*Stated goal*
From the entries below, gather every line containing the string "this".

*Data listing*
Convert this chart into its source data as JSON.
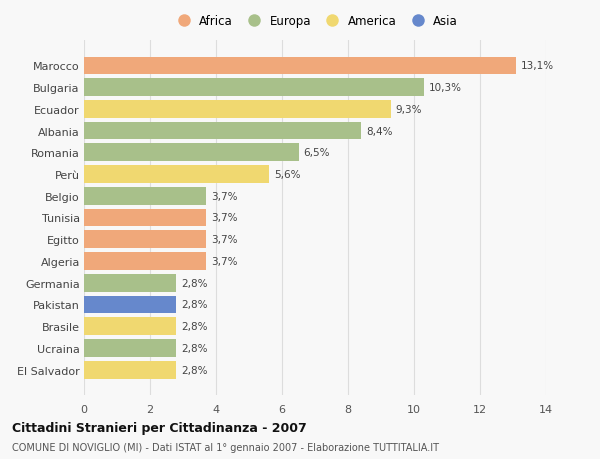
{
  "categories": [
    "Marocco",
    "Bulgaria",
    "Ecuador",
    "Albania",
    "Romania",
    "Perù",
    "Belgio",
    "Tunisia",
    "Egitto",
    "Algeria",
    "Germania",
    "Pakistan",
    "Brasile",
    "Ucraina",
    "El Salvador"
  ],
  "values": [
    13.1,
    10.3,
    9.3,
    8.4,
    6.5,
    5.6,
    3.7,
    3.7,
    3.7,
    3.7,
    2.8,
    2.8,
    2.8,
    2.8,
    2.8
  ],
  "continents": [
    "Africa",
    "Europa",
    "America",
    "Europa",
    "Europa",
    "America",
    "Europa",
    "Africa",
    "Africa",
    "Africa",
    "Europa",
    "Asia",
    "America",
    "Europa",
    "America"
  ],
  "labels": [
    "13,1%",
    "10,3%",
    "9,3%",
    "8,4%",
    "6,5%",
    "5,6%",
    "3,7%",
    "3,7%",
    "3,7%",
    "3,7%",
    "2,8%",
    "2,8%",
    "2,8%",
    "2,8%",
    "2,8%"
  ],
  "continent_colors": {
    "Africa": "#F0A87A",
    "Europa": "#A8C08A",
    "America": "#F0D870",
    "Asia": "#6688CC"
  },
  "legend_order": [
    "Africa",
    "Europa",
    "America",
    "Asia"
  ],
  "xlim": [
    0,
    14
  ],
  "xticks": [
    0,
    2,
    4,
    6,
    8,
    10,
    12,
    14
  ],
  "title": "Cittadini Stranieri per Cittadinanza - 2007",
  "subtitle": "COMUNE DI NOVIGLIO (MI) - Dati ISTAT al 1° gennaio 2007 - Elaborazione TUTTITALIA.IT",
  "background_color": "#F8F8F8",
  "grid_color": "#DDDDDD",
  "bar_height": 0.82
}
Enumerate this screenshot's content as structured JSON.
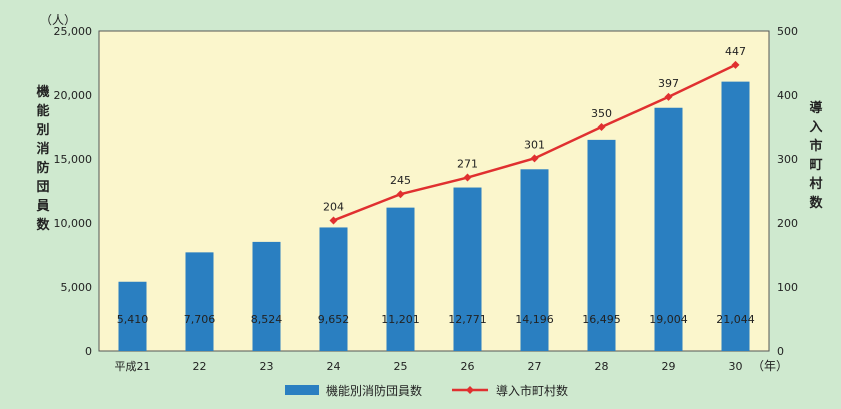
{
  "chart_data": {
    "type": "bar",
    "categories": [
      "平成21",
      "22",
      "23",
      "24",
      "25",
      "26",
      "27",
      "28",
      "29",
      "30"
    ],
    "series": [
      {
        "name": "機能別消防団員数",
        "type": "bar",
        "axis": "left",
        "color": "#2a7fc1",
        "values": [
          5410,
          7706,
          8524,
          9652,
          11201,
          12771,
          14196,
          16495,
          19004,
          21044
        ],
        "labels": [
          "5,410",
          "7,706",
          "8,524",
          "9,652",
          "11,201",
          "12,771",
          "14,196",
          "16,495",
          "19,004",
          "21,044"
        ]
      },
      {
        "name": "導入市町村数",
        "type": "line",
        "axis": "right",
        "color": "#e03030",
        "values": [
          null,
          null,
          null,
          204,
          245,
          271,
          301,
          350,
          397,
          447
        ],
        "labels": [
          "",
          "",
          "",
          "204",
          "245",
          "271",
          "301",
          "350",
          "397",
          "447"
        ]
      }
    ],
    "ylabel": "機能別消防団員数",
    "y2label": "導入市町村数",
    "yunit": "（人）",
    "xunit": "（年）",
    "ylim": [
      0,
      25000
    ],
    "y2lim": [
      0,
      500
    ],
    "yticks": [
      "0",
      "5,000",
      "10,000",
      "15,000",
      "20,000",
      "25,000"
    ],
    "y2ticks": [
      "0",
      "100",
      "200",
      "300",
      "400",
      "500"
    ],
    "legend_position": "bottom",
    "grid": false
  }
}
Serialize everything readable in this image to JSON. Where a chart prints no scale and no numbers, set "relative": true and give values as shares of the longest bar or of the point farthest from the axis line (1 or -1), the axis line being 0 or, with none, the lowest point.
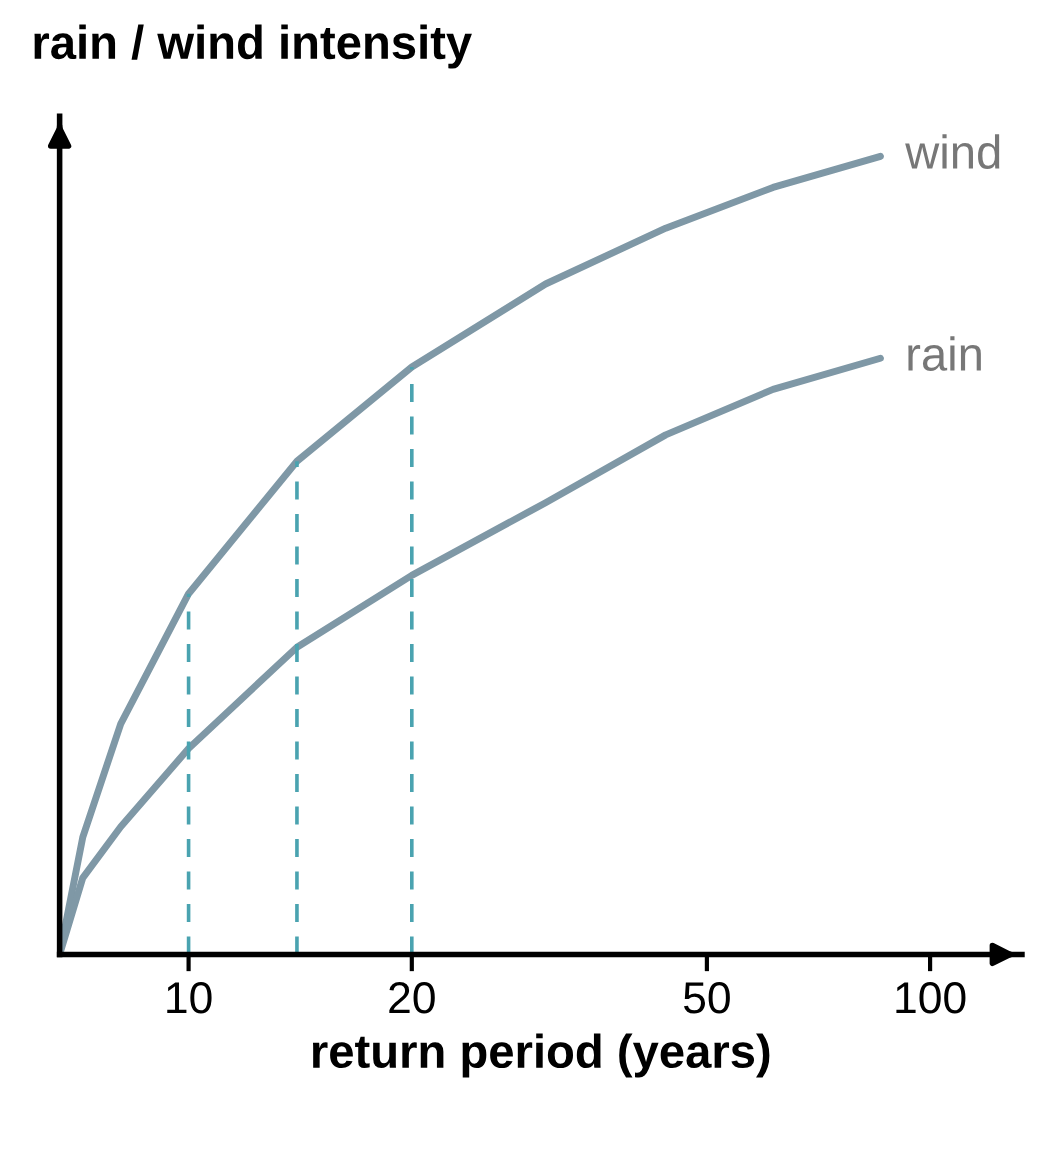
{
  "chart_data": {
    "type": "line",
    "ylabel": "rain / wind intensity",
    "xlabel": "return period (years)",
    "relative": true,
    "log": "x",
    "xlim": [
      6.7,
      133
    ],
    "xticks": [
      10,
      20,
      50,
      100
    ],
    "grid": false,
    "legend": false,
    "marker": "none",
    "line_style": "solid",
    "series": [
      {
        "name": "wind",
        "color": "#7f98a6",
        "x": [
          6.7,
          7.2,
          8.1,
          10,
          14,
          20,
          30.3,
          44,
          61.4,
          85.7
        ],
        "values": [
          0,
          0.147,
          0.289,
          0.452,
          0.618,
          0.736,
          0.84,
          0.91,
          0.961,
          1.0
        ]
      },
      {
        "name": "rain",
        "color": "#7f98a6",
        "x": [
          6.7,
          7.2,
          8.1,
          10,
          14,
          20,
          30.3,
          44,
          61.4,
          85.7
        ],
        "values": [
          0,
          0.096,
          0.16,
          0.258,
          0.385,
          0.475,
          0.566,
          0.651,
          0.708,
          0.747
        ]
      },
      {
        "color": "#4aa3b0",
        "line_style": "dashed",
        "x": [
          10,
          10
        ],
        "values": [
          0,
          0.452
        ]
      },
      {
        "color": "#4aa3b0",
        "line_style": "dashed",
        "x": [
          14,
          14
        ],
        "values": [
          0,
          0.618
        ]
      },
      {
        "color": "#4aa3b0",
        "line_style": "dashed",
        "x": [
          20,
          20
        ],
        "values": [
          0,
          0.736
        ]
      }
    ]
  }
}
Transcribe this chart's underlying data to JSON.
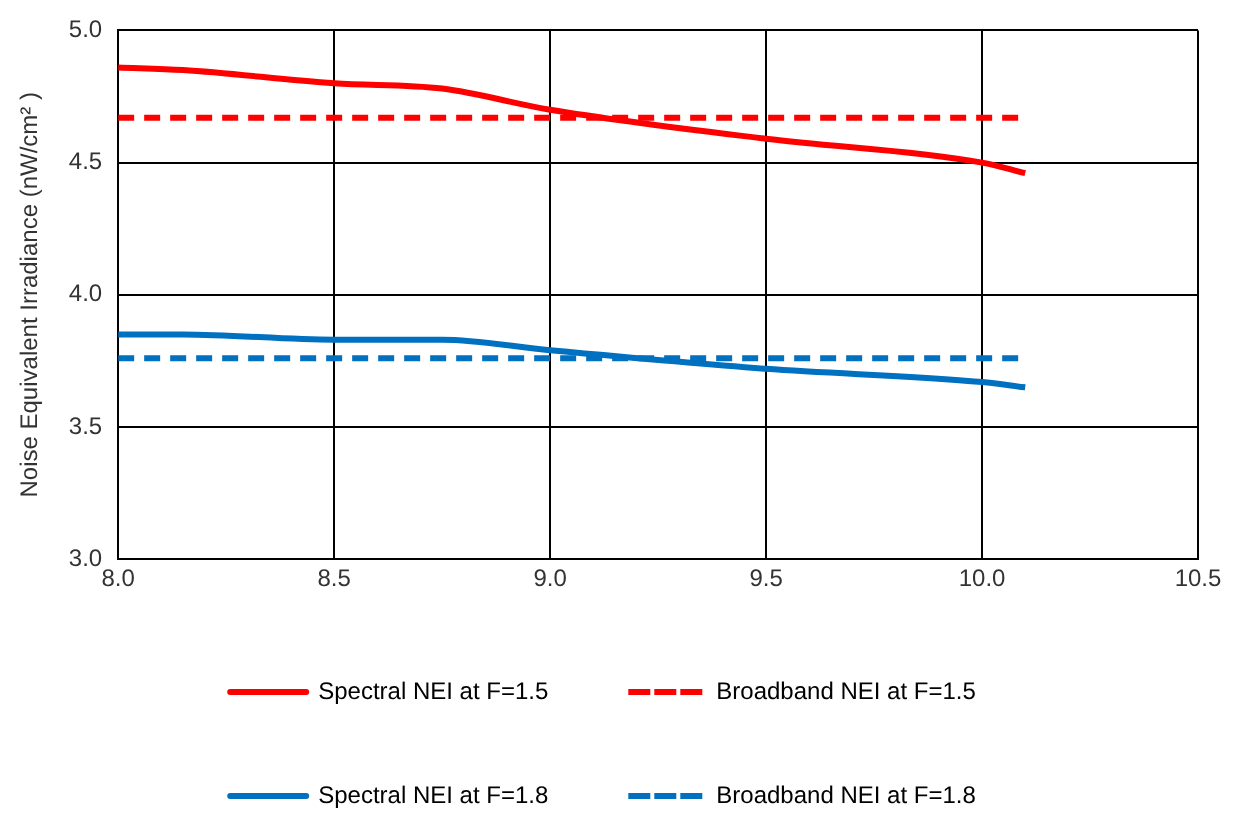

*Output of the task*
Convert this chart into its source data as JSON.
Enumerate this screenshot's content as structured JSON.
Serialize everything readable in this image to JSON. Where a chart prints no scale and no numbers, set "relative": true and give values as shares of the longest bar or of the point farthest from the axis line (1 or -1), the axis line being 0 or, with none, the lowest point.
Transcribe this chart's underlying data to JSON.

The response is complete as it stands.